___ Material for the task ___
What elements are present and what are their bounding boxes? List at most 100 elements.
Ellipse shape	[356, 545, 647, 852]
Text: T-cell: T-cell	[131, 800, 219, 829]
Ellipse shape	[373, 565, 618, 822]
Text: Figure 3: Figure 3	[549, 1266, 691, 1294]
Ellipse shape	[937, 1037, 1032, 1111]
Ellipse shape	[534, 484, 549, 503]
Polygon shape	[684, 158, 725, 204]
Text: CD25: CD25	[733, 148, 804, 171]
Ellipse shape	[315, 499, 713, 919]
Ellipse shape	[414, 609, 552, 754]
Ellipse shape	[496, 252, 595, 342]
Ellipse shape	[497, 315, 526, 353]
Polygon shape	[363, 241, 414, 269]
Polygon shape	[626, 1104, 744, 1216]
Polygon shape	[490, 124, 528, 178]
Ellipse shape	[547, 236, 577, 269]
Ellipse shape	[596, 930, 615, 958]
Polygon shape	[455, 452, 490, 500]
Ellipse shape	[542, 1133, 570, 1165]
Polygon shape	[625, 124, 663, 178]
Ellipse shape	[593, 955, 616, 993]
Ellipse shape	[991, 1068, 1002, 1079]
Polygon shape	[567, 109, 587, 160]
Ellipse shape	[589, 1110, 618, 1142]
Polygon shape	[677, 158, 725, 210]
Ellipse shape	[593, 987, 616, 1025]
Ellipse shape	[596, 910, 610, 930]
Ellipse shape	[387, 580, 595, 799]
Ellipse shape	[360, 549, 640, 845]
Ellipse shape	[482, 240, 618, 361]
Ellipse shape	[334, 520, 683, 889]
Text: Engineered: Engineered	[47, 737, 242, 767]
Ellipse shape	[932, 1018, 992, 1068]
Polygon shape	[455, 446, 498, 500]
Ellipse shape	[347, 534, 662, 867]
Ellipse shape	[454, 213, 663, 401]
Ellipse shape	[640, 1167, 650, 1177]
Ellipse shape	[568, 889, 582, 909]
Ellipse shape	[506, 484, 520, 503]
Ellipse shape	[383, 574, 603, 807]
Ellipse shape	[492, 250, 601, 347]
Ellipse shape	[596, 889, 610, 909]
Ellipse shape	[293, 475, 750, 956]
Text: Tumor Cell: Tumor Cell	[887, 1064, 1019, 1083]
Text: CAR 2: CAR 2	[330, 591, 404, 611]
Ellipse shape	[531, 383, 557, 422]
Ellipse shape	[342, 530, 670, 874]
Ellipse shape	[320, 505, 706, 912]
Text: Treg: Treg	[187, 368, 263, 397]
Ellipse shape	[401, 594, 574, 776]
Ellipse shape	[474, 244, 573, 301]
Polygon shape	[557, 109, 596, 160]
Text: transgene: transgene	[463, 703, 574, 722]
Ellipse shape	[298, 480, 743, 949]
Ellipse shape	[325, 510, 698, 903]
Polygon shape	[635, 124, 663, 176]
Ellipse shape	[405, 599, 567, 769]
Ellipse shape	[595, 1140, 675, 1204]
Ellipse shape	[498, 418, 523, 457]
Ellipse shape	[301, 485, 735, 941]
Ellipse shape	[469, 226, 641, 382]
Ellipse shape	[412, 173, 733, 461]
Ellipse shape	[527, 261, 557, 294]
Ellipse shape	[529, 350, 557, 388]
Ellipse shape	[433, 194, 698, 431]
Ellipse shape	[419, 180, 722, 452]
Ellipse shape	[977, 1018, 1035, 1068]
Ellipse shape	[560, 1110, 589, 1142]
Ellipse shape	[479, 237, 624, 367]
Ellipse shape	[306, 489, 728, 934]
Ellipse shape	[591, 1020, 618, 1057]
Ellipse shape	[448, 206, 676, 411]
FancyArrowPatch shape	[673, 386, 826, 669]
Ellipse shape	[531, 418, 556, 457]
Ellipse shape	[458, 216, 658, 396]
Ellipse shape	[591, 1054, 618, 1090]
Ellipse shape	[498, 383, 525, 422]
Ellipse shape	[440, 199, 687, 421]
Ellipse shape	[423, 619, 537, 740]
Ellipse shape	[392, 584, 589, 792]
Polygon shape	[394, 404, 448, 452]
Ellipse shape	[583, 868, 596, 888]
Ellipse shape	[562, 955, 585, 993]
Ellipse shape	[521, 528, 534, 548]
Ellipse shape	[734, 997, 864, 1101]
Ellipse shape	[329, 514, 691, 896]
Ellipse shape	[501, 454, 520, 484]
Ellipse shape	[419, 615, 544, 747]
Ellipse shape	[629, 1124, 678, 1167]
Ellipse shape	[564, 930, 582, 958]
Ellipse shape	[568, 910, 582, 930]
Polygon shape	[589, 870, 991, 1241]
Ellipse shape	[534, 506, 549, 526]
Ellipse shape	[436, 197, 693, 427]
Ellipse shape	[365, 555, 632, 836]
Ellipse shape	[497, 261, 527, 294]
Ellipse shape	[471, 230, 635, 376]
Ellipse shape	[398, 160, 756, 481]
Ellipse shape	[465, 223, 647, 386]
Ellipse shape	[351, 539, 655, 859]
___
▶ Activity: What is needed here is an exact copy of all the entries.

▶ Your solution:
What elements are present and what are their bounding boxes? List at most 100 elements.
Ellipse shape	[356, 545, 647, 852]
Text: T-cell: T-cell	[131, 800, 219, 829]
Ellipse shape	[373, 565, 618, 822]
Text: Figure 3: Figure 3	[549, 1266, 691, 1294]
Ellipse shape	[937, 1037, 1032, 1111]
Ellipse shape	[534, 484, 549, 503]
Polygon shape	[684, 158, 725, 204]
Text: CD25: CD25	[733, 148, 804, 171]
Ellipse shape	[315, 499, 713, 919]
Ellipse shape	[414, 609, 552, 754]
Ellipse shape	[496, 252, 595, 342]
Ellipse shape	[497, 315, 526, 353]
Polygon shape	[363, 241, 414, 269]
Polygon shape	[626, 1104, 744, 1216]
Polygon shape	[490, 124, 528, 178]
Ellipse shape	[547, 236, 577, 269]
Ellipse shape	[596, 930, 615, 958]
Polygon shape	[455, 452, 490, 500]
Ellipse shape	[542, 1133, 570, 1165]
Polygon shape	[625, 124, 663, 178]
Ellipse shape	[593, 955, 616, 993]
Ellipse shape	[991, 1068, 1002, 1079]
Polygon shape	[567, 109, 587, 160]
Ellipse shape	[589, 1110, 618, 1142]
Polygon shape	[677, 158, 725, 210]
Ellipse shape	[593, 987, 616, 1025]
Ellipse shape	[596, 910, 610, 930]
Ellipse shape	[387, 580, 595, 799]
Ellipse shape	[360, 549, 640, 845]
Ellipse shape	[482, 240, 618, 361]
Ellipse shape	[334, 520, 683, 889]
Text: Engineered: Engineered	[47, 737, 242, 767]
Ellipse shape	[932, 1018, 992, 1068]
Polygon shape	[455, 446, 498, 500]
Ellipse shape	[347, 534, 662, 867]
Ellipse shape	[454, 213, 663, 401]
Ellipse shape	[640, 1167, 650, 1177]
Ellipse shape	[568, 889, 582, 909]
Ellipse shape	[506, 484, 520, 503]
Ellipse shape	[383, 574, 603, 807]
Ellipse shape	[492, 250, 601, 347]
Ellipse shape	[596, 889, 610, 909]
Ellipse shape	[293, 475, 750, 956]
Text: Tumor Cell: Tumor Cell	[887, 1064, 1019, 1083]
Text: CAR 2: CAR 2	[330, 591, 404, 611]
Ellipse shape	[531, 383, 557, 422]
Ellipse shape	[342, 530, 670, 874]
Ellipse shape	[320, 505, 706, 912]
Text: Treg: Treg	[187, 368, 263, 397]
Ellipse shape	[401, 594, 574, 776]
Ellipse shape	[474, 244, 573, 301]
Polygon shape	[557, 109, 596, 160]
Text: transgene: transgene	[463, 703, 574, 722]
Ellipse shape	[298, 480, 743, 949]
Ellipse shape	[325, 510, 698, 903]
Polygon shape	[635, 124, 663, 176]
Ellipse shape	[405, 599, 567, 769]
Ellipse shape	[595, 1140, 675, 1204]
Ellipse shape	[498, 418, 523, 457]
Ellipse shape	[301, 485, 735, 941]
Ellipse shape	[469, 226, 641, 382]
Ellipse shape	[412, 173, 733, 461]
Ellipse shape	[527, 261, 557, 294]
Ellipse shape	[529, 350, 557, 388]
Ellipse shape	[433, 194, 698, 431]
Ellipse shape	[419, 180, 722, 452]
Ellipse shape	[977, 1018, 1035, 1068]
Ellipse shape	[560, 1110, 589, 1142]
Ellipse shape	[479, 237, 624, 367]
Ellipse shape	[306, 489, 728, 934]
Ellipse shape	[591, 1020, 618, 1057]
Ellipse shape	[448, 206, 676, 411]
FancyArrowPatch shape	[673, 386, 826, 669]
Ellipse shape	[531, 418, 556, 457]
Ellipse shape	[458, 216, 658, 396]
Ellipse shape	[591, 1054, 618, 1090]
Ellipse shape	[498, 383, 525, 422]
Ellipse shape	[440, 199, 687, 421]
Ellipse shape	[423, 619, 537, 740]
Ellipse shape	[392, 584, 589, 792]
Polygon shape	[394, 404, 448, 452]
Ellipse shape	[583, 868, 596, 888]
Ellipse shape	[562, 955, 585, 993]
Ellipse shape	[521, 528, 534, 548]
Ellipse shape	[734, 997, 864, 1101]
Ellipse shape	[329, 514, 691, 896]
Ellipse shape	[501, 454, 520, 484]
Ellipse shape	[419, 615, 544, 747]
Ellipse shape	[629, 1124, 678, 1167]
Ellipse shape	[564, 930, 582, 958]
Ellipse shape	[568, 910, 582, 930]
Polygon shape	[589, 870, 991, 1241]
Ellipse shape	[534, 506, 549, 526]
Ellipse shape	[436, 197, 693, 427]
Ellipse shape	[365, 555, 632, 836]
Ellipse shape	[497, 261, 527, 294]
Ellipse shape	[471, 230, 635, 376]
Ellipse shape	[398, 160, 756, 481]
Ellipse shape	[465, 223, 647, 386]
Ellipse shape	[351, 539, 655, 859]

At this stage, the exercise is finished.